## What is required
Repeat the material below exactly, with no pictures.

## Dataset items
****
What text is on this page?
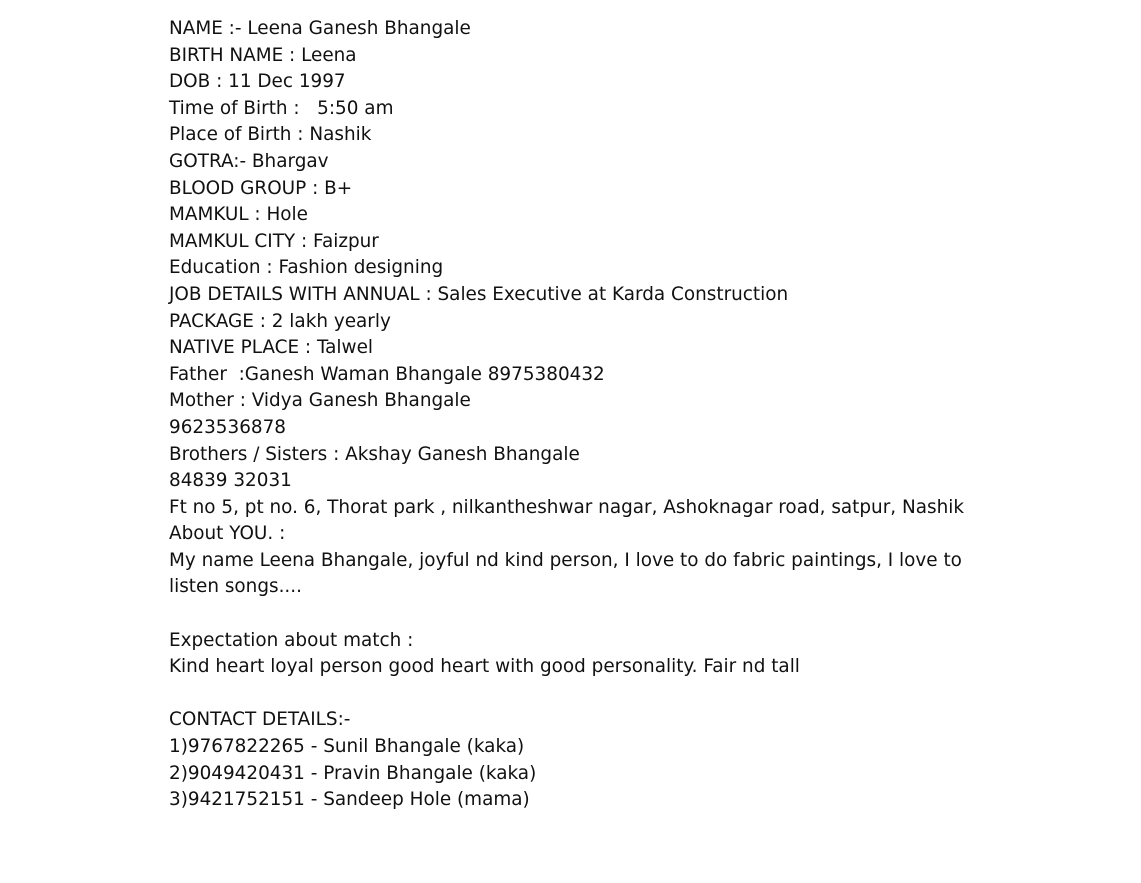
NAME :- Leena Ganesh Bhangale
BIRTH NAME : Leena
DOB : 11 Dec 1997
Time of Birth :   5:50 am
Place of Birth : Nashik
GOTRA:- Bhargav
BLOOD GROUP : B+
MAMKUL : Hole
MAMKUL CITY : Faizpur
Education : Fashion designing
JOB DETAILS WITH ANNUAL : Sales Executive at Karda Construction
PACKAGE : 2 lakh yearly
NATIVE PLACE : Talwel
Father  :Ganesh Waman Bhangale 8975380432
Mother : Vidya Ganesh Bhangale
9623536878
Brothers / Sisters : Akshay Ganesh Bhangale
84839 32031
Ft no 5, pt no. 6, Thorat park , nilkantheshwar nagar, Ashoknagar road, satpur, Nashik
About YOU. :
My name Leena Bhangale, joyful nd kind person, I love to do fabric paintings, I love to listen songs....
Expectation about match :
Kind heart loyal person good heart with good personality. Fair nd tall
CONTACT DETAILS:-
1)9767822265 - Sunil Bhangale (kaka)
2)9049420431 - Pravin Bhangale (kaka)
3)9421752151 - Sandeep Hole (mama)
****
## Solution to this task
What text is on this page?
NAME :- Leena Ganesh Bhangale
BIRTH NAME : Leena
DOB : 11 Dec 1997
Time of Birth :   5:50 am
Place of Birth : Nashik
GOTRA:- Bhargav
BLOOD GROUP : B+
MAMKUL : Hole
MAMKUL CITY : Faizpur
Education : Fashion designing
JOB DETAILS WITH ANNUAL : Sales Executive at Karda Construction
PACKAGE : 2 lakh yearly
NATIVE PLACE : Talwel
Father  :Ganesh Waman Bhangale 8975380432
Mother : Vidya Ganesh Bhangale
9623536878
Brothers / Sisters : Akshay Ganesh Bhangale
84839 32031
Ft no 5, pt no. 6, Thorat park , nilkantheshwar nagar, Ashoknagar road, satpur, Nashik
About YOU. :
My name Leena Bhangale, joyful nd kind person, I love to do fabric paintings, I love to listen songs....
Expectation about match :
Kind heart loyal person good heart with good personality. Fair nd tall
CONTACT DETAILS:-
1)9767822265 - Sunil Bhangale (kaka)
2)9049420431 - Pravin Bhangale (kaka)
3)9421752151 - Sandeep Hole (mama)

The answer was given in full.